___ Available records

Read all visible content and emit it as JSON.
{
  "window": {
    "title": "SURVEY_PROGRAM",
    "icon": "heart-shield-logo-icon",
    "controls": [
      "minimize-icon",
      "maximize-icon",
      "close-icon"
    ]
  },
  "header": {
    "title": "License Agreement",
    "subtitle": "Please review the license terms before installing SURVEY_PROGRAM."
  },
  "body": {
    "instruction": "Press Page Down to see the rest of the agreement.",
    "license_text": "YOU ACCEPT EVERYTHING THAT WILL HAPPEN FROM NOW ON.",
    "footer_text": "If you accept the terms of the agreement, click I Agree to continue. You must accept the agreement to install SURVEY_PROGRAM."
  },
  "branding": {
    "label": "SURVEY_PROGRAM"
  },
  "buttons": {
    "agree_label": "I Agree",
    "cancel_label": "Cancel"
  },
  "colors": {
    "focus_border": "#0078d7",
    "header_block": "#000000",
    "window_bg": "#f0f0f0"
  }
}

______

> Exercise aim
Exact copies of all the records are required.

> Result
Read all visible content and emit it as JSON.
{
  "window": {
    "title": "SURVEY_PROGRAM",
    "icon": "heart-shield-logo-icon",
    "controls": [
      "minimize-icon",
      "maximize-icon",
      "close-icon"
    ]
  },
  "header": {
    "title": "License Agreement",
    "subtitle": "Please review the license terms before installing SURVEY_PROGRAM."
  },
  "body": {
    "instruction": "Press Page Down to see the rest of the agreement.",
    "license_text": "YOU ACCEPT EVERYTHING THAT WILL HAPPEN FROM NOW ON.",
    "footer_text": "If you accept the terms of the agreement, click I Agree to continue. You must accept the agreement to install SURVEY_PROGRAM."
  },
  "branding": {
    "label": "SURVEY_PROGRAM"
  },
  "buttons": {
    "agree_label": "I Agree",
    "cancel_label": "Cancel"
  },
  "colors": {
    "focus_border": "#0078d7",
    "header_block": "#000000",
    "window_bg": "#f0f0f0"
  }
}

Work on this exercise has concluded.